[Records from a dataset]
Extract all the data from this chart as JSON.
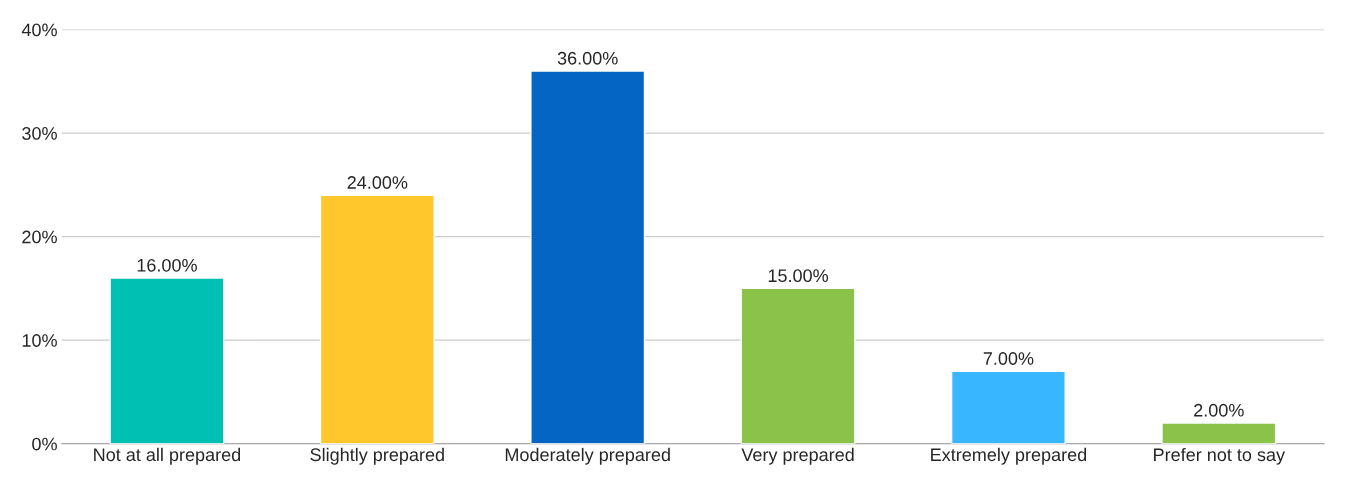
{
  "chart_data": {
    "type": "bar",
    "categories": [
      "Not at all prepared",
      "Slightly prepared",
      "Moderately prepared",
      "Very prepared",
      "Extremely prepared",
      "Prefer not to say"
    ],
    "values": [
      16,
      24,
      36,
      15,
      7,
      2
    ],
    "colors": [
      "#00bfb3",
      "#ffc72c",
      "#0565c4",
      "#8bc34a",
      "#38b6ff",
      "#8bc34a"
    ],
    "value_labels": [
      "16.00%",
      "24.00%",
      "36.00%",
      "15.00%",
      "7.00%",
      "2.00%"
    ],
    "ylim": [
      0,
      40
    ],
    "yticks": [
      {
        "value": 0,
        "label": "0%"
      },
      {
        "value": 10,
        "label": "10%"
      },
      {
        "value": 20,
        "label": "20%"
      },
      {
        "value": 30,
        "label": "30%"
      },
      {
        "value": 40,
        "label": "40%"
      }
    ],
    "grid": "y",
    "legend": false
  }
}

▶ EXERCISE DIRECTIONS:
Give the data above again in full and unchanged, skipping the pictures.

▶ EXERCISE RESULT:
Extract all the data from this chart as JSON.
{
  "chart_data": {
    "type": "bar",
    "categories": [
      "Not at all prepared",
      "Slightly prepared",
      "Moderately prepared",
      "Very prepared",
      "Extremely prepared",
      "Prefer not to say"
    ],
    "values": [
      16,
      24,
      36,
      15,
      7,
      2
    ],
    "colors": [
      "#00bfb3",
      "#ffc72c",
      "#0565c4",
      "#8bc34a",
      "#38b6ff",
      "#8bc34a"
    ],
    "value_labels": [
      "16.00%",
      "24.00%",
      "36.00%",
      "15.00%",
      "7.00%",
      "2.00%"
    ],
    "ylim": [
      0,
      40
    ],
    "yticks": [
      {
        "value": 0,
        "label": "0%"
      },
      {
        "value": 10,
        "label": "10%"
      },
      {
        "value": 20,
        "label": "20%"
      },
      {
        "value": 30,
        "label": "30%"
      },
      {
        "value": 40,
        "label": "40%"
      }
    ],
    "grid": "y",
    "legend": false
  }
}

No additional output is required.